— AVAILABLE RECORDS —
-*-

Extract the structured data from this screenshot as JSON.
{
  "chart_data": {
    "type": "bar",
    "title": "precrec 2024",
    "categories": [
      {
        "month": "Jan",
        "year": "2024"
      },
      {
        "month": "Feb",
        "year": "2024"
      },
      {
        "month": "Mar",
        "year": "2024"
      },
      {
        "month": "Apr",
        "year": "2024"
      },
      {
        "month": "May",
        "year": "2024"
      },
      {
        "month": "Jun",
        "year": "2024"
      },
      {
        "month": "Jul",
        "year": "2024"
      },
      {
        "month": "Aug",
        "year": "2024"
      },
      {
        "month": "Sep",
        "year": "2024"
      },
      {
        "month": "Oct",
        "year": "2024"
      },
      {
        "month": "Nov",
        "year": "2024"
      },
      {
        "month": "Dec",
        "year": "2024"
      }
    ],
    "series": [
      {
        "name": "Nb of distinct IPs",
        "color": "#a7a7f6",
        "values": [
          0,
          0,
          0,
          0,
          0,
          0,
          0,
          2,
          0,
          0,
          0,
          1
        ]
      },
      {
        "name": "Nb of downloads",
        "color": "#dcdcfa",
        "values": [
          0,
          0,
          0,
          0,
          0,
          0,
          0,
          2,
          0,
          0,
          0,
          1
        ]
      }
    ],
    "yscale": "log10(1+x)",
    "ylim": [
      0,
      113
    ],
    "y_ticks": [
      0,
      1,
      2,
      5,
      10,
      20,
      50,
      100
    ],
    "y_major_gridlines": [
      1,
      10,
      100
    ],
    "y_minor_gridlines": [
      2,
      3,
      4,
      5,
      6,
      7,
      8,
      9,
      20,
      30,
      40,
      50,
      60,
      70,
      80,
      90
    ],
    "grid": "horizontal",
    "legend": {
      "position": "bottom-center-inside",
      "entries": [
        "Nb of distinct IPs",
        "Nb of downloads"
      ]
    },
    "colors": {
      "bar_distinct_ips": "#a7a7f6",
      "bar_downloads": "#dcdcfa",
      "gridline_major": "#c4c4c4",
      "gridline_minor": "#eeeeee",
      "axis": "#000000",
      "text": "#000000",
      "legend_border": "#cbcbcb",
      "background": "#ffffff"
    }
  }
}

-*-

— EXERCISE DETAILS —
Set down all of the records shown above once more, exactly.

— TASK ANSWER —
Extract the structured data from this screenshot as JSON.
{
  "chart_data": {
    "type": "bar",
    "title": "precrec 2024",
    "categories": [
      {
        "month": "Jan",
        "year": "2024"
      },
      {
        "month": "Feb",
        "year": "2024"
      },
      {
        "month": "Mar",
        "year": "2024"
      },
      {
        "month": "Apr",
        "year": "2024"
      },
      {
        "month": "May",
        "year": "2024"
      },
      {
        "month": "Jun",
        "year": "2024"
      },
      {
        "month": "Jul",
        "year": "2024"
      },
      {
        "month": "Aug",
        "year": "2024"
      },
      {
        "month": "Sep",
        "year": "2024"
      },
      {
        "month": "Oct",
        "year": "2024"
      },
      {
        "month": "Nov",
        "year": "2024"
      },
      {
        "month": "Dec",
        "year": "2024"
      }
    ],
    "series": [
      {
        "name": "Nb of distinct IPs",
        "color": "#a7a7f6",
        "values": [
          0,
          0,
          0,
          0,
          0,
          0,
          0,
          2,
          0,
          0,
          0,
          1
        ]
      },
      {
        "name": "Nb of downloads",
        "color": "#dcdcfa",
        "values": [
          0,
          0,
          0,
          0,
          0,
          0,
          0,
          2,
          0,
          0,
          0,
          1
        ]
      }
    ],
    "yscale": "log10(1+x)",
    "ylim": [
      0,
      113
    ],
    "y_ticks": [
      0,
      1,
      2,
      5,
      10,
      20,
      50,
      100
    ],
    "y_major_gridlines": [
      1,
      10,
      100
    ],
    "y_minor_gridlines": [
      2,
      3,
      4,
      5,
      6,
      7,
      8,
      9,
      20,
      30,
      40,
      50,
      60,
      70,
      80,
      90
    ],
    "grid": "horizontal",
    "legend": {
      "position": "bottom-center-inside",
      "entries": [
        "Nb of distinct IPs",
        "Nb of downloads"
      ]
    },
    "colors": {
      "bar_distinct_ips": "#a7a7f6",
      "bar_downloads": "#dcdcfa",
      "gridline_major": "#c4c4c4",
      "gridline_minor": "#eeeeee",
      "axis": "#000000",
      "text": "#000000",
      "legend_border": "#cbcbcb",
      "background": "#ffffff"
    }
  }
}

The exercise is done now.